Problem to work on: Report, as a bare number, how many lines hold "label".
....
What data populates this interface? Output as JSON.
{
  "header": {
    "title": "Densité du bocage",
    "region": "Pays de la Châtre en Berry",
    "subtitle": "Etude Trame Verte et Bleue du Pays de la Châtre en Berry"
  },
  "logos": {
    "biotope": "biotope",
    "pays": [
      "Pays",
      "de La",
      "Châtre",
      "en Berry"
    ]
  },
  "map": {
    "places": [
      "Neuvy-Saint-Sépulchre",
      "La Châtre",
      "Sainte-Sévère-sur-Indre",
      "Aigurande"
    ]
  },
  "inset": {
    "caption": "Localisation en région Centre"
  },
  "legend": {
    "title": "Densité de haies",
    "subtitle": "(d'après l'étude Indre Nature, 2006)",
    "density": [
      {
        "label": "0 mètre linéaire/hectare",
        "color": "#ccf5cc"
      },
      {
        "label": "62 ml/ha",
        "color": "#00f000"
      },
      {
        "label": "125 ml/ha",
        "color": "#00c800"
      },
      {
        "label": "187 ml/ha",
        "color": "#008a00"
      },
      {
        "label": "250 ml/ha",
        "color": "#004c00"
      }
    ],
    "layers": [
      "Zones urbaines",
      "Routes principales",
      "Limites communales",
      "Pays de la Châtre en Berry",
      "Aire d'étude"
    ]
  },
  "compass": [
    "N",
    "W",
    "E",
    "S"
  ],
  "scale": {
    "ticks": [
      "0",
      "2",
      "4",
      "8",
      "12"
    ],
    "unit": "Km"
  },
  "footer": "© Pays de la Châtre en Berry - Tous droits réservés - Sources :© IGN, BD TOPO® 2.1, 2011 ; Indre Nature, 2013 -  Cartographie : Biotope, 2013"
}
....
Written solution: 5